What to do.
Output all records precisely as written.

════════

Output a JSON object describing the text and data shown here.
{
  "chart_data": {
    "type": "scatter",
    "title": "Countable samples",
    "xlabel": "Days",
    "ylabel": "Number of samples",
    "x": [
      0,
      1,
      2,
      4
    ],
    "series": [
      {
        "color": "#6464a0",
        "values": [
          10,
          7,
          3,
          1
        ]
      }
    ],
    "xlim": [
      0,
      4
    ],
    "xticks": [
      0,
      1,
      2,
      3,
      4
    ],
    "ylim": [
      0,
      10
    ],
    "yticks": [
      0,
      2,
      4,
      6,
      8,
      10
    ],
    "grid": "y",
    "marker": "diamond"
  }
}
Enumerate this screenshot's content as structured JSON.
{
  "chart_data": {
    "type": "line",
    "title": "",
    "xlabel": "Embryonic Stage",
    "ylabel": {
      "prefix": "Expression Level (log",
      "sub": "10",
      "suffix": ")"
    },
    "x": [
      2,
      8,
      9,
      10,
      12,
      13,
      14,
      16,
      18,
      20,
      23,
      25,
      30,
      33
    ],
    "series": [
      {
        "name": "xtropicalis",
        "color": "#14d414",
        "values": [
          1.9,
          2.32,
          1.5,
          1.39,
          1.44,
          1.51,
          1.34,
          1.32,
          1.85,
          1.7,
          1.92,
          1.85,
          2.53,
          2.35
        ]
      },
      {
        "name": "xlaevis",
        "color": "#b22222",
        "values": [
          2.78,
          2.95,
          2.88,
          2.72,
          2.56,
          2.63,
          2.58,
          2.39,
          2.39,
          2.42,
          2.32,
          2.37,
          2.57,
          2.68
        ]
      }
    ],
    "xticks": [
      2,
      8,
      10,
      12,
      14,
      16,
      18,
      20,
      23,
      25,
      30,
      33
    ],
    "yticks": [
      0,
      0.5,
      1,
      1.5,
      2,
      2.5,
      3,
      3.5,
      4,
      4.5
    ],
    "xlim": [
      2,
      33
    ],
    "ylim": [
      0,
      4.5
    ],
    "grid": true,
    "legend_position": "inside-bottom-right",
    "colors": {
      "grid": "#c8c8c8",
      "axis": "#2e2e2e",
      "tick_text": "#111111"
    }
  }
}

════════

Response to the task.
Output a JSON object describing the text and data shown here.
{
  "chart_data": {
    "type": "scatter",
    "title": "Countable samples",
    "xlabel": "Days",
    "ylabel": "Number of samples",
    "x": [
      0,
      1,
      2,
      4
    ],
    "series": [
      {
        "color": "#6464a0",
        "values": [
          10,
          7,
          3,
          1
        ]
      }
    ],
    "xlim": [
      0,
      4
    ],
    "xticks": [
      0,
      1,
      2,
      3,
      4
    ],
    "ylim": [
      0,
      10
    ],
    "yticks": [
      0,
      2,
      4,
      6,
      8,
      10
    ],
    "grid": "y",
    "marker": "diamond"
  }
}
Enumerate this screenshot's content as structured JSON.
{
  "chart_data": {
    "type": "line",
    "title": "",
    "xlabel": "Embryonic Stage",
    "ylabel": {
      "prefix": "Expression Level (log",
      "sub": "10",
      "suffix": ")"
    },
    "x": [
      2,
      8,
      9,
      10,
      12,
      13,
      14,
      16,
      18,
      20,
      23,
      25,
      30,
      33
    ],
    "series": [
      {
        "name": "xtropicalis",
        "color": "#14d414",
        "values": [
          1.9,
          2.32,
          1.5,
          1.39,
          1.44,
          1.51,
          1.34,
          1.32,
          1.85,
          1.7,
          1.92,
          1.85,
          2.53,
          2.35
        ]
      },
      {
        "name": "xlaevis",
        "color": "#b22222",
        "values": [
          2.78,
          2.95,
          2.88,
          2.72,
          2.56,
          2.63,
          2.58,
          2.39,
          2.39,
          2.42,
          2.32,
          2.37,
          2.57,
          2.68
        ]
      }
    ],
    "xticks": [
      2,
      8,
      10,
      12,
      14,
      16,
      18,
      20,
      23,
      25,
      30,
      33
    ],
    "yticks": [
      0,
      0.5,
      1,
      1.5,
      2,
      2.5,
      3,
      3.5,
      4,
      4.5
    ],
    "xlim": [
      2,
      33
    ],
    "ylim": [
      0,
      4.5
    ],
    "grid": true,
    "legend_position": "inside-bottom-right",
    "colors": {
      "grid": "#c8c8c8",
      "axis": "#2e2e2e",
      "tick_text": "#111111"
    }
  }
}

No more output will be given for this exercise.